◆ JOB A
In the wheel thread, what two sizes make up the staggered set?
◆ JOB B
Retype the wheel thread from "Had a Mustang" up to and including "kid racer look.".
◆ JOB C
Write what comes next in the forum thread about the wheels for the silver TT, starting after its final post.
>> BEGIN SELECTED PASSAGE
# Yay Or Nay, Boys? (Visualize These Wheels)



## terribleein (Jun 28, 2007)

I'm thinking about pulling the trigger on these. I normally don't like shiny rims, but I am attracted to these for some reason. They'd be going on a silver TT. Ignore the center caps, they would be different. I'm just on the fence if they'd look good or not...

*Runs and cries in the corner*


----------



## Mantvis (Jan 1, 2010)

yaaay


----------



## KN78 (Feb 2, 2010)

I'd say hell yeah.


----------



## PLAYED TT (Oct 17, 2010)

I like them


----------



## taverncustoms (Feb 18, 2011)

are they really cheep or extreamly light? of not i say nay you can find sicker rims out there


----------



## zak2006 (May 5, 2011)

taverncustoms said:


> are they really cheep or extreamly light? of not i say nay you can find sicker rims out there


x2!


----------



## PLAYED TT (Oct 17, 2010)

I disagree. Ive never seen them before. Run them before anyone else does. Or tell me what they are so I can:laugh:


----------



## Twilliams83 (Jan 25, 2011)

those look amazing man. please do it


----------



## Arnolds64 (Nov 13, 2009)

*Silver on Silver!*

Had a Mustang GT in silver. Ran Cobra R Wheels in the Satin Silver. Looks great when the wheels are in the body color family I think. Getting tired of the Blackout kid racer look.


----------



## speed51133! (Aug 5, 2002)

i dont like rims with screws or bolts on them to make them like like 2 or 3 piece wheels, when its fake.

idk, just my opinion.


----------



## Morio (Feb 16, 1999)

speed51133! said:


> i dont like rims with screws or bolts on them to make them like like 2 or 3 piece wheels, when its fake.
> 
> idk, just my opinion.


x2.......:thumbup:


----------



## terribleein (Jun 28, 2007)

There's nothing fake about those bolts, they're holding the rims together.

They are a rare set of rims made when Ronal and ACT collaborated. I'm still on the fence about them. If anybody has a strong desire for them, shoot me a PM and I'll throw you some more info.


----------



## PLAYED TT (Oct 17, 2010)

What size are they and what bolt pattern?


----------



## terribleein (Jun 28, 2007)

They're a staggered set of 18x8.5 and 18x9. Unfortunately, they're 5x120 or 5x120.68, so you'll be dropping some more mulah' on some adapters. The guy sells wrecked Porsche vehicles and had no clue what they were. I talked him down from $1,500 to a grand. I was going to get them if he could manage $800, but he didn't want to.


----------



## PLAYED TT (Oct 17, 2010)

That's not bad. If I had the cash I would scoop them up. Do you know what the offsets are? BMW wheels are usually high and I don't like running huge adapters. Although they could probably be re-drilled.


----------



## TTC2k5 (May 23, 2008)

That's a lot of bolts so somewhat busy. Wouldn't be my first choice, but, they could work. 

Just don't paint them all black. That would not work. I've got 25 bolts with black centers/polished rims and they're pushing the limit as to what works. they're definitely love/hate.
>> END SELECTED PASSAGE
>> BEGIN STORED RECORDS
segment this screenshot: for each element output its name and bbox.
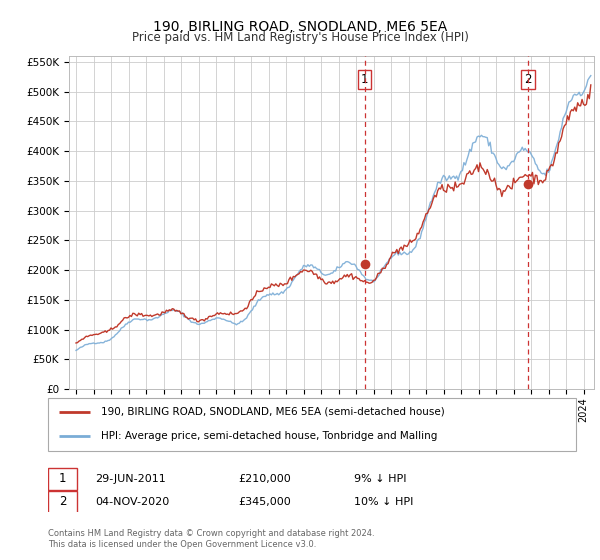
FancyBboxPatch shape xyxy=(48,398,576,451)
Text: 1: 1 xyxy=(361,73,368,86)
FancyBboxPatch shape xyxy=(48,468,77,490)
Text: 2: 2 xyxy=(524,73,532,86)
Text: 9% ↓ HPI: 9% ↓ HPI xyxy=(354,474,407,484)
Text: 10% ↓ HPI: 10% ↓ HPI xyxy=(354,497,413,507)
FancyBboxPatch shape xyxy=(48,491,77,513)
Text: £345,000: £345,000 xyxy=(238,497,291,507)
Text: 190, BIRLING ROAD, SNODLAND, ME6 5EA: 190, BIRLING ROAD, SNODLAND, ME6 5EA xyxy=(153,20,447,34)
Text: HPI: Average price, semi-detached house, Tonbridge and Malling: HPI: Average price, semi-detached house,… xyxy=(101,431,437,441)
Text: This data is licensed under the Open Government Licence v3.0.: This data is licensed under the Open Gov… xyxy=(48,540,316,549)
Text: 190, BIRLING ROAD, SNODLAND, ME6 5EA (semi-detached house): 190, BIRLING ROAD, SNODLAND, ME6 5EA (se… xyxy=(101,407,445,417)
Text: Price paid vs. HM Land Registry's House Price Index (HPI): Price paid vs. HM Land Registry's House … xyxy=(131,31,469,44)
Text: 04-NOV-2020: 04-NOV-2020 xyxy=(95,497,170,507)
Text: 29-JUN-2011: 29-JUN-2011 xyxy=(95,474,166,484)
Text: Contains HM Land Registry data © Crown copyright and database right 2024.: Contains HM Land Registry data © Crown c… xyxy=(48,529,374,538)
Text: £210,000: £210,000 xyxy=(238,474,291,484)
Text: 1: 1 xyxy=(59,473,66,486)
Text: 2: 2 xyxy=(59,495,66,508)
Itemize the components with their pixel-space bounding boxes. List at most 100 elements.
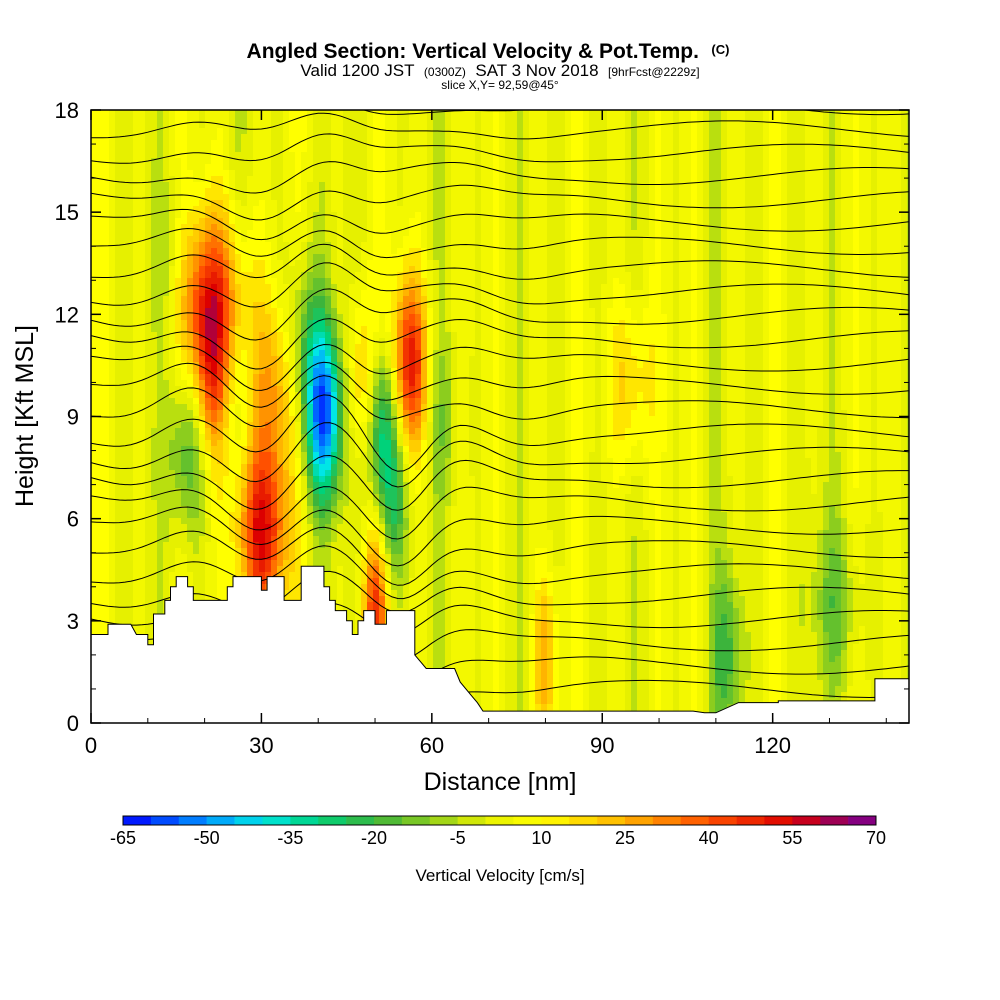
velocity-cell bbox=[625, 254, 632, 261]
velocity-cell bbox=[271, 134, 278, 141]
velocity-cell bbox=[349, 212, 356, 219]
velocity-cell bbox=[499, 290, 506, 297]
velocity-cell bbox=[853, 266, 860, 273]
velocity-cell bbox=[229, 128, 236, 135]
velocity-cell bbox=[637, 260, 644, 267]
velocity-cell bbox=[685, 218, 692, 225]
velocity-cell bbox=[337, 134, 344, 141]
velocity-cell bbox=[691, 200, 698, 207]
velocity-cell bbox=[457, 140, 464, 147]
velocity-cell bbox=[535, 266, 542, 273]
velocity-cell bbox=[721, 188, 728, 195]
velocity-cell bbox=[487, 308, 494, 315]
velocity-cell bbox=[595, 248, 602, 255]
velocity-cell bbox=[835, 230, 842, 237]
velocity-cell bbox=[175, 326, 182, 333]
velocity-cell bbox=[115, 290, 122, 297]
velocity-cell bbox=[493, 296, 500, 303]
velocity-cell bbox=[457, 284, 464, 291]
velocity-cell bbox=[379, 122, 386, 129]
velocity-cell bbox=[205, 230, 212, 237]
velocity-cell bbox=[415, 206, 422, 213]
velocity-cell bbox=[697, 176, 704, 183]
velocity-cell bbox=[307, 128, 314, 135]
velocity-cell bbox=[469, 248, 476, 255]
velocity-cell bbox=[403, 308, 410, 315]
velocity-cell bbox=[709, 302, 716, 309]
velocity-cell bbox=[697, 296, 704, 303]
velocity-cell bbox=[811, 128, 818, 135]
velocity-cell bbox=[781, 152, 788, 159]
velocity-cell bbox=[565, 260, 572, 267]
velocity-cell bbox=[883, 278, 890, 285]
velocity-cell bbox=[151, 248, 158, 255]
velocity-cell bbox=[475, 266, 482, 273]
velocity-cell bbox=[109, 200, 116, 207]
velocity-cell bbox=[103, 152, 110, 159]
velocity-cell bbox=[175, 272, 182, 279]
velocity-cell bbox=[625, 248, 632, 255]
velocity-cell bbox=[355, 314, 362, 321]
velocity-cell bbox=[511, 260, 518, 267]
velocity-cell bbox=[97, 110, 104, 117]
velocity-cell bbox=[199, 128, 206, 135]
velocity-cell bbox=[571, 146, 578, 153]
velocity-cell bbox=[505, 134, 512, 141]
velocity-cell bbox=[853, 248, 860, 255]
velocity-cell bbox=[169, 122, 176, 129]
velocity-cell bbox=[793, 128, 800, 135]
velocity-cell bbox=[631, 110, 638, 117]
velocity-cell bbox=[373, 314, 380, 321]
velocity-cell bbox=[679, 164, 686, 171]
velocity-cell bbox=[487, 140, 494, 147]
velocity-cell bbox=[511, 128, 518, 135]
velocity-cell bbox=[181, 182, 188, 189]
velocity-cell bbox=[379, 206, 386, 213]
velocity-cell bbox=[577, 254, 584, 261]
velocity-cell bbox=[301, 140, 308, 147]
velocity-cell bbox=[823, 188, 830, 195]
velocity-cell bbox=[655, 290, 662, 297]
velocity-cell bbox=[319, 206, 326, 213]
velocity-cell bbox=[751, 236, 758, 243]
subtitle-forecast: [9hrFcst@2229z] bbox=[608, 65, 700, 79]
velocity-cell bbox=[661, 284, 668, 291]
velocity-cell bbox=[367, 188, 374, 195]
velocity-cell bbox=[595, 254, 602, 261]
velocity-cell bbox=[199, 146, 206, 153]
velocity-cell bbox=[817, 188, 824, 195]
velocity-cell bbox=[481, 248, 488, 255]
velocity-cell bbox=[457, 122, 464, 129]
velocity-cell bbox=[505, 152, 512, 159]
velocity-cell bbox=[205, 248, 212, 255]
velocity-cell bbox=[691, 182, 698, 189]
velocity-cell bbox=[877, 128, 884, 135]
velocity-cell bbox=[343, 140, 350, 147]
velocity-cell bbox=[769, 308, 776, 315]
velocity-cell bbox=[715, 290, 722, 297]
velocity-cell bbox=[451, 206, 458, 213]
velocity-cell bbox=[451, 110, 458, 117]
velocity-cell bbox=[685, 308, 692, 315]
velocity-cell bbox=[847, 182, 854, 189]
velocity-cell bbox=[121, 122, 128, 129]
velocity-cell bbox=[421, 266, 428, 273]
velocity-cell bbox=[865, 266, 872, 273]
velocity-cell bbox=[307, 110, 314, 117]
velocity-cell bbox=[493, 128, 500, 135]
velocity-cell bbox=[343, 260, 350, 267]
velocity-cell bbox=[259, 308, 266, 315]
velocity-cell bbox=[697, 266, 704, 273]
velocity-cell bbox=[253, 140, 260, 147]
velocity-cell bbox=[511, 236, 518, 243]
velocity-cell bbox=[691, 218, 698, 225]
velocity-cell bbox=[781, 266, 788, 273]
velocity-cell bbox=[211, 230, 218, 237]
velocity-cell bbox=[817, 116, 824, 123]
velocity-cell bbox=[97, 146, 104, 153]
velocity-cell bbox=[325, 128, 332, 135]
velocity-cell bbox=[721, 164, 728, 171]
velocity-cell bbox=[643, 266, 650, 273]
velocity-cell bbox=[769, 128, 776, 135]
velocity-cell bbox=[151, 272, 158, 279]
>> END STORED RECORDS
>> BEGIN STORED RECORDS
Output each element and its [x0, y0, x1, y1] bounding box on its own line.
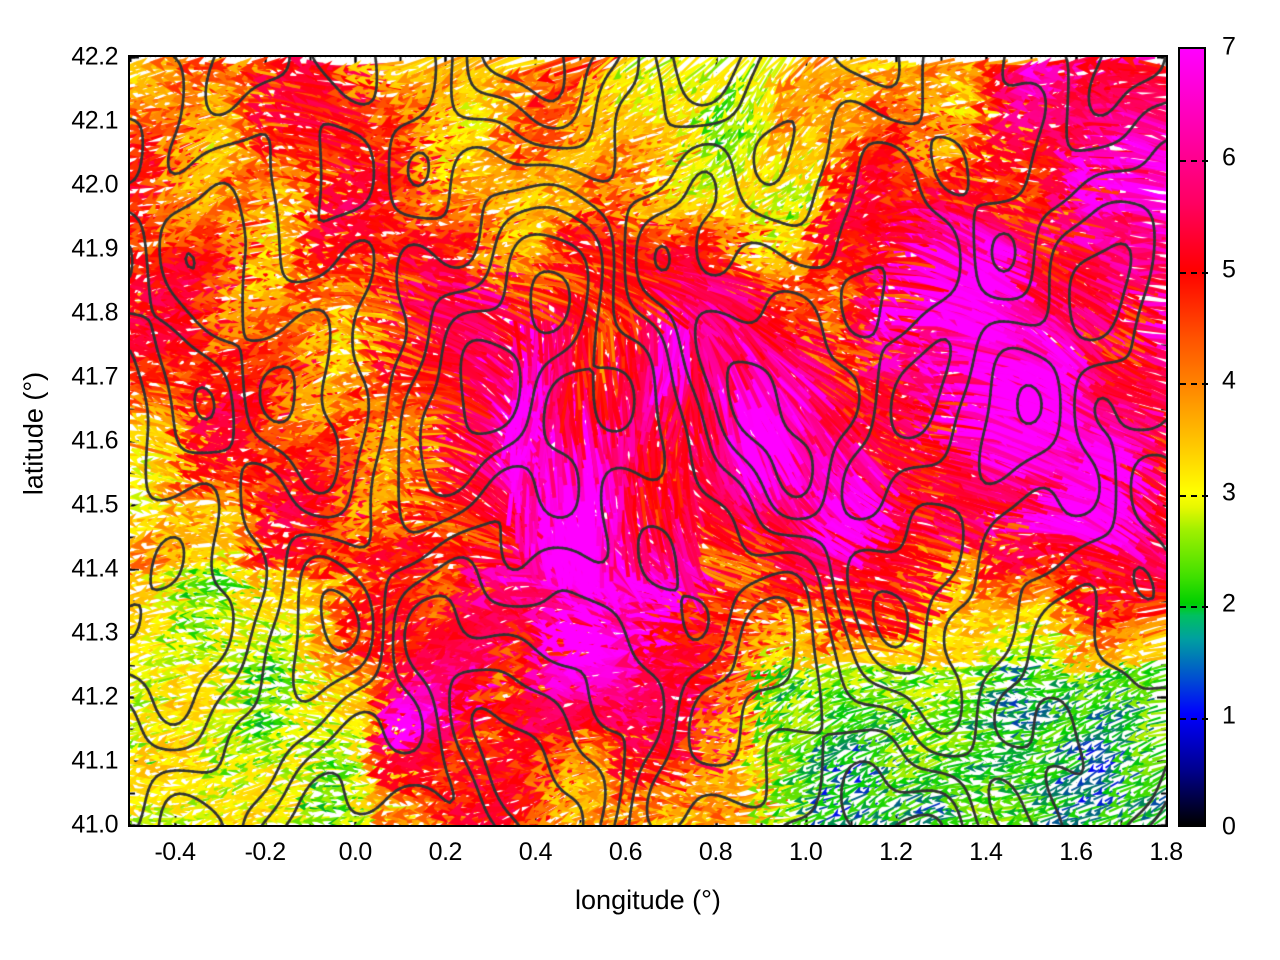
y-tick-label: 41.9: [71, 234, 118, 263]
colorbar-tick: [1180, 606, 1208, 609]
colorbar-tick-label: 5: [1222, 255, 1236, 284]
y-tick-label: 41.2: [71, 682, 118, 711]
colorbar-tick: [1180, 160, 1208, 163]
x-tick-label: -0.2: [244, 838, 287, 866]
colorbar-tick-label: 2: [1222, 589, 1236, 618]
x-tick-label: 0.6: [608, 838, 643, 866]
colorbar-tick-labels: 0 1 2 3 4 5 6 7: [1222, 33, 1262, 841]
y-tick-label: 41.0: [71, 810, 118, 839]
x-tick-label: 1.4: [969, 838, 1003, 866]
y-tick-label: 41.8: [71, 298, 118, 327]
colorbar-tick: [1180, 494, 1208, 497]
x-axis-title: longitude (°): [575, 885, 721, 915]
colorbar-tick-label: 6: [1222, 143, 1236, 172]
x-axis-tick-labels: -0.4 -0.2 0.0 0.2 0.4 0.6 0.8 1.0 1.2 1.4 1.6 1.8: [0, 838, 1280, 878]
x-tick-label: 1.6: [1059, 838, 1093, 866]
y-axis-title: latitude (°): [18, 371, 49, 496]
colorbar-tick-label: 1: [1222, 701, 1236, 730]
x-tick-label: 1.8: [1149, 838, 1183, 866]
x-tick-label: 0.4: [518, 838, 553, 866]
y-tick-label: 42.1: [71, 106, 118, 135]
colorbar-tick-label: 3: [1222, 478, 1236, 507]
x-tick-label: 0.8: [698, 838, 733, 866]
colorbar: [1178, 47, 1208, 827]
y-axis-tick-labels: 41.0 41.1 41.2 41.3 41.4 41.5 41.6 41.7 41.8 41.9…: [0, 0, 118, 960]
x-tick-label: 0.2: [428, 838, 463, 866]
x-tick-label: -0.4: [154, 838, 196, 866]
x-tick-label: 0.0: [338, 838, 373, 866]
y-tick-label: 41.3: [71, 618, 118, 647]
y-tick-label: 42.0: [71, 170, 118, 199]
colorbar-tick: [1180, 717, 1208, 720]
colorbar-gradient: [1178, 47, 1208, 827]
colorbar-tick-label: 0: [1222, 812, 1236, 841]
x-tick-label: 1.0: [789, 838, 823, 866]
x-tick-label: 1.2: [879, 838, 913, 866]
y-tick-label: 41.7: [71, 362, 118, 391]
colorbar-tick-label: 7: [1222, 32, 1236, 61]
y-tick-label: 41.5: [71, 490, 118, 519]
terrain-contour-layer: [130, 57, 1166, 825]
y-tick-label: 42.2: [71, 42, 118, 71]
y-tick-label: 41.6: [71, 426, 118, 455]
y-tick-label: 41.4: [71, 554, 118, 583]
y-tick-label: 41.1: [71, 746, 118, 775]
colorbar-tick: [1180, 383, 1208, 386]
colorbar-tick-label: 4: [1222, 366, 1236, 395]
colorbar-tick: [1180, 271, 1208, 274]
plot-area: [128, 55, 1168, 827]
>> END STORED RECORDS
◆ WRITTEN REPLY A
18x8.5 and 18x9.

◆ WRITTEN REPLY B
Had a Mustang GT in silver. Ran Cobra R Wheels in the Satin Silver. Looks great when the wheels are in the body color family I think. Getting tired of the Blackout kid racer look.

◆ WRITTEN REPLY C
go for it.


----------



## terribleein (Jun 28, 2007)

Offset of 50 in the rear, 43 up front. 

I remember reading about how one of the designers of the TT incorporated as many circles and sweeping curves as he could in the design. I'm not sure if the straight lines in this wheel would mesh or clash... Man, I'm too picky.


----------



## PLAYED TT (Oct 17, 2010)

Yeah those offsets are way too high for my likings


----------



## FWDTT (Nov 22, 2007)

+1. They look pretty bad ass.


----------



## dogger (Jul 29, 2005)

I dig this style. A few months ago I came across some online that brought back memories. I'd love a set for my Corrado. Curious how they would look on a TT. Let me see if I can do a quick Pshop on a silver car.


----------



## dogger (Jul 29, 2005)

Sorry not the best pshop


----------



## PLAYED TT (Oct 17, 2010)

Do it


----------



## mbaron (Aug 21, 2008)

Those are like putting on some badass shoes with a expensive suit. Buy them.


----------



## PLAYED TT (Oct 17, 2010)

Just remember tho that you will have to run large adapters. You want low offsets on these cars. As long as you don't mind that get them.


----------



## terribleein (Jun 28, 2007)

dogger said:


> Sorry not the best pshop


Dogger... I almost had the idea erased from my memory, then you just HAD to do that... Thanks, though. I just contacted the seller again and hopefully I can snag them. 

Unfortunately, my wheels got jealous with word of something new in the works. This happened this morning at 0715 on the way to work:










No big deal, I'll just slap the good ole' doughnut on. I'll have something new soon enough. Oh wait, it's about to hit 0745? Yeah, I'm done as well:










Just my luck... :thumbup:


----------



## Waxfondler (Nov 10, 2011)

yikestown


----------



## PLAYED TT (Oct 17, 2010)

Bummer. 2 blow outs in one day? Hopefully you get those wheels and work things out


----------



## terribleein (Jun 28, 2007)

Yep, the freakin' spare blew out too. Luckily I have a great neighbor and was able to get a lift for a new tire.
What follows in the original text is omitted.